* [TEXTE SOURCE]:
☆ ☆ ☆

Dernier jour en Australie occidentale



Ce matin du 1er décembre, en quittant le bourg de Norseman, qui n'est guère plus qu'un carrefour ponctué de quelques maisons et de stations essence, j'ai déjà 70 km au compteur. Une mise en bouche pour les 700 autres qui m'attendent jusqu'à la frontière entre les États de Western Australia et South Australia. Un panneau indique Adélaïde : 1934 km. Le prochain approvisionnement en essence, Balladonia, est à environ 200 km plus loin sur la Eyre Highway. L'unique route asphaltée qui traverse ces contrées porte le nom du premier occidental qui a fait ce petit bout de chemin, en 1841. Le soleil est déjà haut dans le ciel. Fenêtres ouvertes, chapeau et lunettes de soleil vissés sur la tête et musique à plein tubes, je commence à prendre conscience des distances à parcourir à mesure que s'égrènent les heures, au rythme des mêmes plages musicales. Deux cd, ça n'était définitivement pas assez ! Les aiguilles sont invariablement bloquées entre 90 et 100 km/h et autour de 2'500 tour/min, tandis que se déroulent les paysages, les caravaniers et les road trains mugissants, dont le déplacement d'air vous envoie valser sur le bord de la route.



Passé le premier relais, je m'offre un milkshake vanille pour rafraîchir l'atmosphère brûlante de ce milieu de journée et pour me donner du courage avant d'affronter le premier point d'orgue de ce road trip : 146,6 km de route sans le plus petit contour, juste en droite ligne. Le plus long segment du genre dans le pays ! Si l'on a pas entre les mains un bolide dont on voudrait tester la vitesse de pointe, on cale le volant avec une corde, on pose le pied de biche sur l'accélérateur et on pique un roupillon pour une bonne heure. Sauf que le danger peut aussi venir du ciel. Et oui, la route sert même par endroit de piste d'atterrissage d'urgence pour les avions en difficulté. Ah ? Reste plus qu'a garder les yeux ouverts.



Sacrés farceurs ces Australiens ! A mesure que l'on roule plus avant dans ce nomansland, on voit de drôles de chose sur le bord de la route. Les arbres d'abord. Certains sont décorés avec une remarquable recherche artistique, chaque arbre disposant d'un thème qui lui est propre. C'est ainsi que l'on peut successivement voir suspendus aux branches des casquettes, des bouteilles, des souliers, des gilets de sauvetage (si si), des tasses à café et même des slibards et des soutiffs ! Tout le nécessaire pour égayer la morne journée du routier. Et ce n'est pas tout. Apparemment, l'endroit semble avoir aussi inspiré certains nostalgiques en quête d'une dernière demeure pour leur caisse. On peut voir plusieurs épaves retournées sur le toit, toutes portes ouvertes, émerger au beau milieu des buissons. Mais la palme, je la décernerais à un autre puriste : celui qui est venu déposer un frigo à plus de 600 km de la ville la plus proche. Chapeau, beau geste, fallait le faire.

☆ ☆ ☆

* [DONNÉES BRUTES]:

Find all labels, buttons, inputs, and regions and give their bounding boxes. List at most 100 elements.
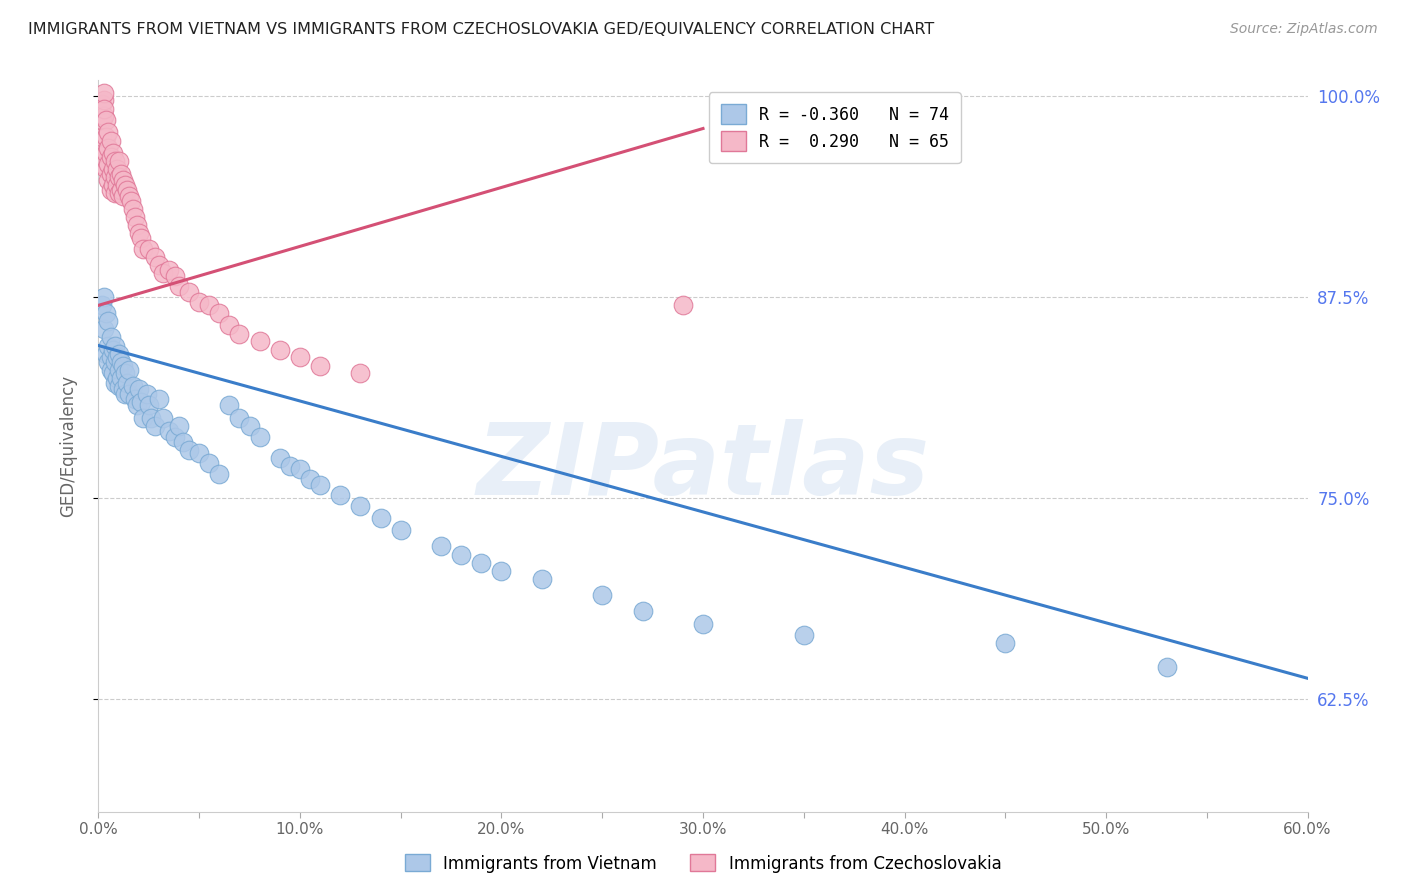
Point — [91, 97, 114, 112]
Point — [93, 290, 115, 304]
Point — [121, 378, 143, 392]
Point — [118, 362, 141, 376]
Point — [239, 418, 262, 433]
Point — [179, 285, 201, 300]
Point — [103, 186, 125, 200]
Point — [110, 370, 132, 384]
Point — [96, 145, 118, 160]
Point — [103, 354, 125, 368]
Point — [97, 173, 120, 187]
Point — [89, 157, 111, 171]
Point — [118, 386, 141, 401]
Point — [198, 298, 221, 312]
Point — [97, 354, 120, 368]
Y-axis label: GED/Equivalency: GED/Equivalency — [59, 375, 77, 517]
Point — [124, 210, 146, 224]
Point — [129, 231, 152, 245]
Point — [157, 424, 180, 438]
Point — [103, 376, 125, 390]
Point — [349, 366, 371, 380]
Point — [152, 266, 174, 280]
Point — [96, 306, 118, 320]
Point — [120, 194, 142, 208]
Point — [105, 161, 128, 176]
Point — [1156, 660, 1178, 674]
Point — [111, 173, 134, 187]
Point — [370, 510, 392, 524]
Point — [124, 392, 146, 406]
Point — [93, 102, 115, 116]
Point — [288, 350, 311, 364]
Point — [530, 572, 553, 586]
Point — [101, 178, 124, 192]
Point — [100, 134, 122, 148]
Point — [118, 189, 141, 203]
Point — [128, 226, 150, 240]
Point — [269, 451, 291, 466]
Point — [278, 459, 301, 474]
Point — [93, 93, 115, 107]
Point — [111, 382, 134, 396]
Point — [97, 314, 120, 328]
Point — [101, 161, 124, 176]
Point — [591, 588, 613, 602]
Point — [249, 334, 271, 348]
Point — [103, 153, 125, 168]
Point — [167, 418, 190, 433]
Point — [470, 556, 492, 570]
Point — [93, 322, 115, 336]
Point — [101, 145, 124, 160]
Point — [672, 298, 695, 312]
Point — [132, 410, 155, 425]
Point — [430, 540, 453, 554]
Text: IMMIGRANTS FROM VIETNAM VS IMMIGRANTS FROM CZECHOSLOVAKIA GED/EQUIVALENCY CORREL: IMMIGRANTS FROM VIETNAM VS IMMIGRANTS FR… — [28, 22, 935, 37]
Point — [110, 167, 132, 181]
Point — [101, 366, 124, 380]
Point — [114, 178, 136, 192]
Point — [107, 346, 129, 360]
Point — [299, 472, 322, 486]
Point — [103, 169, 125, 184]
Point — [125, 398, 148, 412]
Point — [97, 125, 120, 139]
Point — [111, 359, 134, 374]
Point — [148, 392, 170, 406]
Point — [152, 410, 174, 425]
Point — [208, 467, 231, 482]
Point — [188, 446, 211, 460]
Point — [249, 430, 271, 444]
Point — [269, 343, 291, 358]
Point — [91, 129, 114, 144]
Point — [97, 338, 120, 352]
Point — [389, 524, 412, 538]
Point — [148, 258, 170, 272]
Legend: Immigrants from Vietnam, Immigrants from Czechoslovakia: Immigrants from Vietnam, Immigrants from… — [398, 847, 1008, 880]
Point — [110, 183, 132, 197]
Point — [163, 269, 186, 284]
Point — [450, 548, 472, 562]
Text: ZIPatlas: ZIPatlas — [477, 419, 929, 516]
Point — [105, 350, 128, 364]
Point — [100, 362, 122, 376]
Point — [107, 186, 129, 200]
Point — [157, 263, 180, 277]
Legend: R = -0.360   N = 74, R =  0.290   N = 65: R = -0.360 N = 74, R = 0.290 N = 65 — [709, 92, 960, 163]
Point — [91, 113, 114, 128]
Point — [135, 386, 157, 401]
Point — [100, 350, 122, 364]
Point — [309, 359, 332, 374]
Point — [101, 343, 124, 358]
Point — [93, 109, 115, 123]
Point — [96, 346, 118, 360]
Point — [288, 462, 311, 476]
Point — [91, 298, 114, 312]
Point — [132, 242, 155, 256]
Point — [93, 86, 115, 100]
Point — [115, 376, 138, 390]
Point — [491, 564, 513, 578]
Text: Source: ZipAtlas.com: Source: ZipAtlas.com — [1230, 22, 1378, 37]
Point — [105, 370, 128, 384]
Point — [994, 636, 1017, 650]
Point — [793, 628, 815, 642]
Point — [692, 616, 714, 631]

☆ ☆ ☆

* [ÉNONCÉ]:
Répondez à ces questions à partir du récit de route :
1. Quelle distance jusqu'à Adélaïde le panneau affiche-t-il au départ de Norseman ?
2. Combien de kilomètres compte le segment de route parfaitement droit ?
3. Quel objet a été déposé à plus de 600 km de la ville la plus proche ?

* [CORRIGÉ]:
1. 1934 km.
2. 146,6 km.
3. Un frigo.